Source records

───

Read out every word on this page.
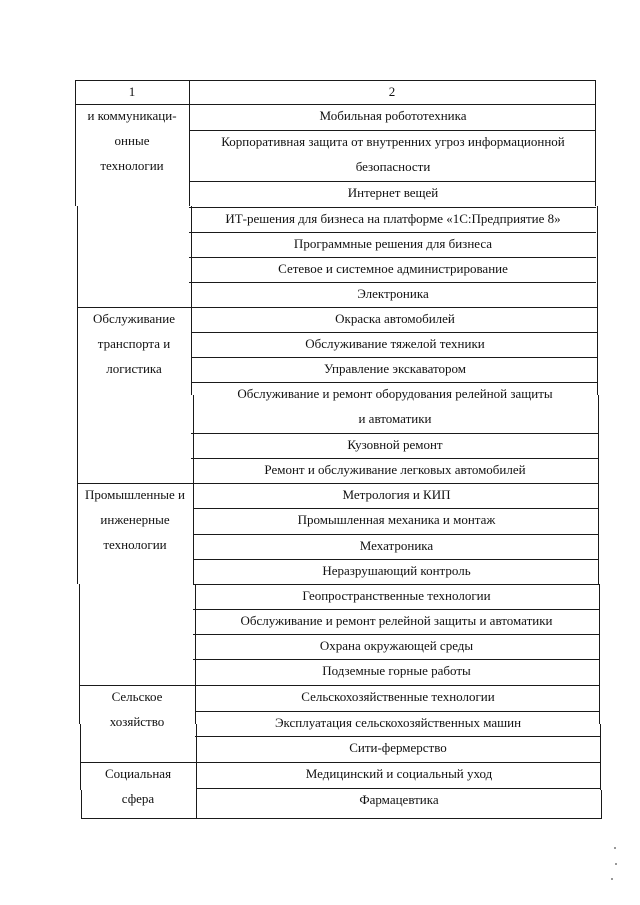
1	2
и коммуникаци-
онные
технологии
Мобильная робототехника
Корпоративная защита от внутренних угроз информационной
безопасности
Интернет вещей
ИТ-решения для бизнеса на платформе «1С:Предприятие 8»
Программные решения для бизнеса
Сетевое и системное администрирование
Электроника
Обслуживание
транспорта и
логистика
Окраска автомобилей
Обслуживание тяжелой техники
Управление экскаватором
Обслуживание и ремонт оборудования релейной защиты
и автоматики
Кузовной ремонт
Ремонт и обслуживание легковых автомобилей
Промышленные и
инженерные
технологии
Метрология и КИП
Промышленная механика и монтаж
Мехатроника
Неразрушающий контроль
Геопространственные технологии
Обслуживание и ремонт релейной защиты и автоматики
Охрана окружающей среды
Подземные горные работы
Сельское
хозяйство
Сельскохозяйственные технологии
Эксплуатация сельскохозяйственных машин
Сити-фермерство
Социальная
сфера
Медицинский и социальный уход
Фармацевтика
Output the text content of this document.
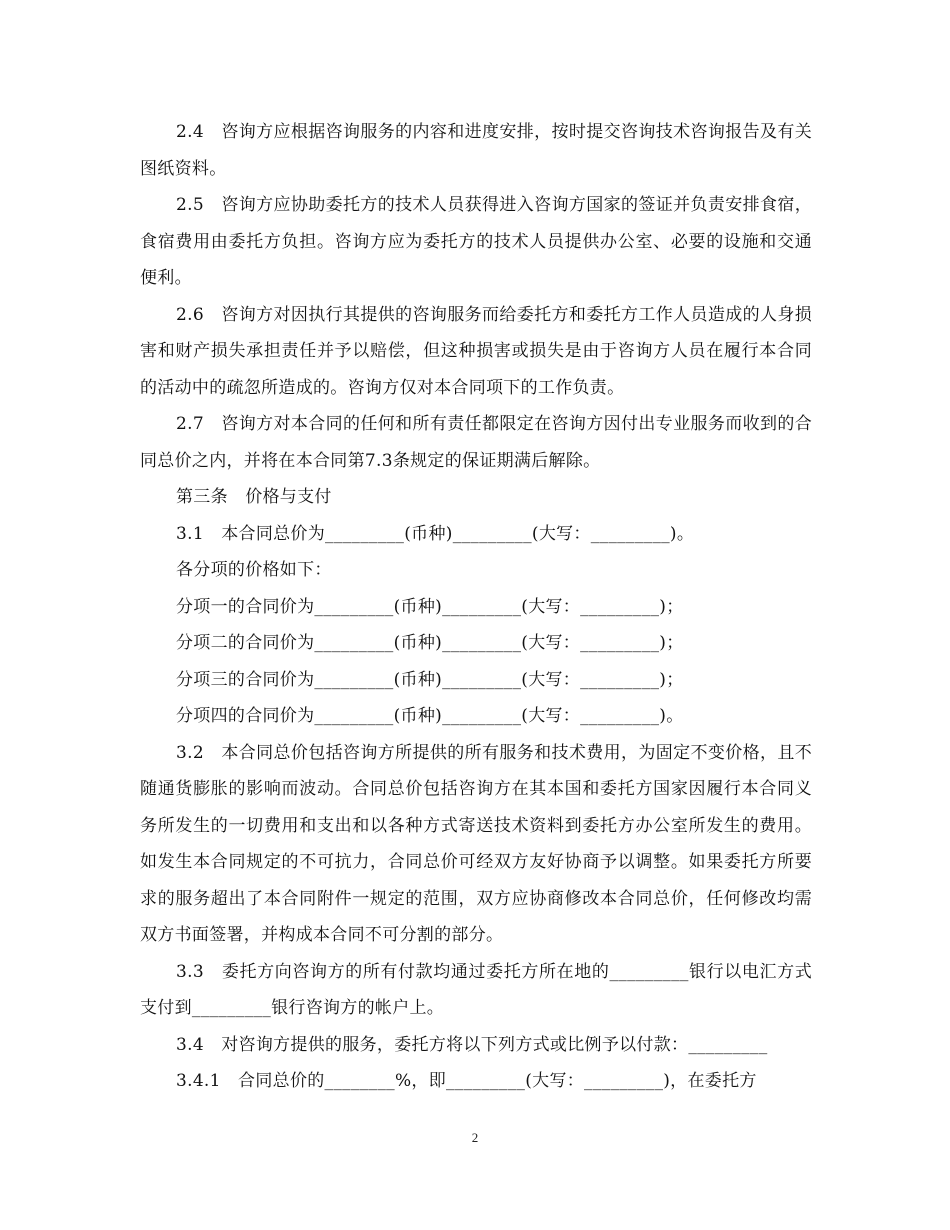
2.4　咨询方应根据咨询服务的内容和进度安排，按时提交咨询技术咨询报告及有关图纸资料。

2.5　咨询方应协助委托方的技术人员获得进入咨询方国家的签证并负责安排食宿，食宿费用由委托方负担。咨询方应为委托方的技术人员提供办公室、必要的设施和交通便利。

2.6　咨询方对因执行其提供的咨询服务而给委托方和委托方工作人员造成的人身损害和财产损失承担责任并予以赔偿，但这种损害或损失是由于咨询方人员在履行本合同的活动中的疏忽所造成的。咨询方仅对本合同项下的工作负责。

2.7　咨询方对本合同的任何和所有责任都限定在咨询方因付出专业服务而收到的合同总价之内，并将在本合同第7.3条规定的保证期满后解除。

第三条　价格与支付

3.1　本合同总价为_________(币种)_________(大写：_________)。

各分项的价格如下：

分项一的合同价为_________(币种)_________(大写：_________)；

分项二的合同价为_________(币种)_________(大写：_________)；

分项三的合同价为_________(币种)_________(大写：_________)；

分项四的合同价为_________(币种)_________(大写：_________)。

3.2　本合同总价包括咨询方所提供的所有服务和技术费用，为固定不变价格，且不随通货膨胀的影响而波动。合同总价包括咨询方在其本国和委托方国家因履行本合同义务所发生的一切费用和支出和以各种方式寄送技术资料到委托方办公室所发生的费用。如发生本合同规定的不可抗力，合同总价可经双方友好协商予以调整。如果委托方所要求的服务超出了本合同附件一规定的范围，双方应协商修改本合同总价，任何修改均需双方书面签署，并构成本合同不可分割的部分。

3.3　委托方向咨询方的所有付款均通过委托方所在地的_________银行以电汇方式支付到_________银行咨询方的帐户上。

3.4　对咨询方提供的服务，委托方将以下列方式或比例予以付款：_________

3.4.1　合同总价的________%，即_________(大写：_________)，在委托方

2
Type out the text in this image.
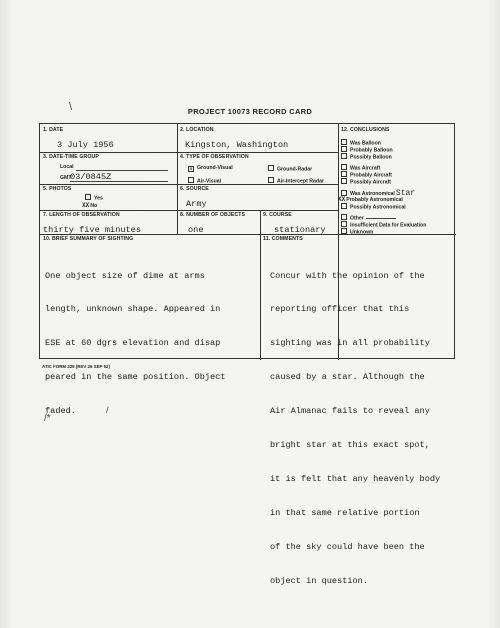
\	PROJECT 10073 RECORD CARD
1. DATE
3 July 1956
2. LOCATION
Kingston, Washington
3. DATE-TIME GROUP
Local
GMT
03/0845Z
4. TYPE OF OBSERVATION
X Ground-Visual	Ground-Radar
Air-Visual	Air-Intercept Radar
5. PHOTOS
Yes
XXNo
6. SOURCE
Army
7. LENGTH OF OBSERVATION
thirty five minutes
8. NUMBER OF OBJECTS
one
9. COURSE
stationary
10. BRIEF SUMMARY OF SIGHTING

One object size of dime at arms

length, unknown shape. Appeared in

ESE at 60 dgrs elevation and disap

peared in the same position. Object

faded.

11. COMMENTS

Concur with the opinion of the

reporting officer that this

sighting was in all probability

caused by a star. Although the

Air Almanac fails to reveal any

bright star at this exact spot,

it is felt that any heavenly body

in that same relative portion

of the sky could have been the

object in question.

12. CONCLUSIONS
Was Balloon
Probably Balloon
Possibly Balloon
Was Aircraft
Probably Aircraft
Possibly Aircraft
Was AstronomicalStar
XXProbably Astronomical
Possibly Astronomical
Other
Insufficient Data for Evaluation
Unknown
ATIC FORM 329 (REV 26 SEP 52)
/*
/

───

--- TASK STATEMENT ---
Leave out the pictures and give the listing above again exactly.

--- SOLVED EXERCISE ---
Read out every word on this page.
1	2
и коммуникаци-
онные
технологии
Мобильная робототехника
Корпоративная защита от внутренних угроз информационной
безопасности
Интернет вещей
ИТ-решения для бизнеса на платформе «1С:Предприятие 8»
Программные решения для бизнеса
Сетевое и системное администрирование
Электроника
Обслуживание
транспорта и
логистика
Окраска автомобилей
Обслуживание тяжелой техники
Управление экскаватором
Обслуживание и ремонт оборудования релейной защиты
и автоматики
Кузовной ремонт
Ремонт и обслуживание легковых автомобилей
Промышленные и
инженерные
технологии
Метрология и КИП
Промышленная механика и монтаж
Мехатроника
Неразрушающий контроль
Геопространственные технологии
Обслуживание и ремонт релейной защиты и автоматики
Охрана окружающей среды
Подземные горные работы
Сельское
хозяйство
Сельскохозяйственные технологии
Эксплуатация сельскохозяйственных машин
Сити-фермерство
Социальная
сфера
Медицинский и социальный уход
Фармацевтика
Output the text content of this document.
2.4　咨询方应根据咨询服务的内容和进度安排，按时提交咨询技术咨询报告及有关图纸资料。

2.5　咨询方应协助委托方的技术人员获得进入咨询方国家的签证并负责安排食宿，食宿费用由委托方负担。咨询方应为委托方的技术人员提供办公室、必要的设施和交通便利。

2.6　咨询方对因执行其提供的咨询服务而给委托方和委托方工作人员造成的人身损害和财产损失承担责任并予以赔偿，但这种损害或损失是由于咨询方人员在履行本合同的活动中的疏忽所造成的。咨询方仅对本合同项下的工作负责。

2.7　咨询方对本合同的任何和所有责任都限定在咨询方因付出专业服务而收到的合同总价之内，并将在本合同第7.3条规定的保证期满后解除。

第三条　价格与支付

3.1　本合同总价为_________(币种)_________(大写：_________)。

各分项的价格如下：

分项一的合同价为_________(币种)_________(大写：_________)；

分项二的合同价为_________(币种)_________(大写：_________)；

分项三的合同价为_________(币种)_________(大写：_________)；

分项四的合同价为_________(币种)_________(大写：_________)。

3.2　本合同总价包括咨询方所提供的所有服务和技术费用，为固定不变价格，且不随通货膨胀的影响而波动。合同总价包括咨询方在其本国和委托方国家因履行本合同义务所发生的一切费用和支出和以各种方式寄送技术资料到委托方办公室所发生的费用。如发生本合同规定的不可抗力，合同总价可经双方友好协商予以调整。如果委托方所要求的服务超出了本合同附件一规定的范围，双方应协商修改本合同总价，任何修改均需双方书面签署，并构成本合同不可分割的部分。

3.3　委托方向咨询方的所有付款均通过委托方所在地的_________银行以电汇方式支付到_________银行咨询方的帐户上。

3.4　对咨询方提供的服务，委托方将以下列方式或比例予以付款：_________

3.4.1　合同总价的________%，即_________(大写：_________)，在委托方

2
Type out the text in this image.
\	PROJECT 10073 RECORD CARD
1. DATE
3 July 1956
2. LOCATION
Kingston, Washington
3. DATE-TIME GROUP
Local
GMT
03/0845Z
4. TYPE OF OBSERVATION
X Ground-Visual	Ground-Radar
Air-Visual	Air-Intercept Radar
5. PHOTOS
Yes
XXNo
6. SOURCE
Army
7. LENGTH OF OBSERVATION
thirty five minutes
8. NUMBER OF OBJECTS
one
9. COURSE
stationary
10. BRIEF SUMMARY OF SIGHTING

One object size of dime at arms

length, unknown shape. Appeared in

ESE at 60 dgrs elevation and disap

peared in the same position. Object

faded.

11. COMMENTS

Concur with the opinion of the

reporting officer that this

sighting was in all probability

caused by a star. Although the

Air Almanac fails to reveal any

bright star at this exact spot,

it is felt that any heavenly body

in that same relative portion

of the sky could have been the

object in question.

12. CONCLUSIONS
Was Balloon
Probably Balloon
Possibly Balloon
Was Aircraft
Probably Aircraft
Possibly Aircraft
Was AstronomicalStar
XXProbably Astronomical
Possibly Astronomical
Other
Insufficient Data for Evaluation
Unknown
ATIC FORM 329 (REV 26 SEP 52)
/*
/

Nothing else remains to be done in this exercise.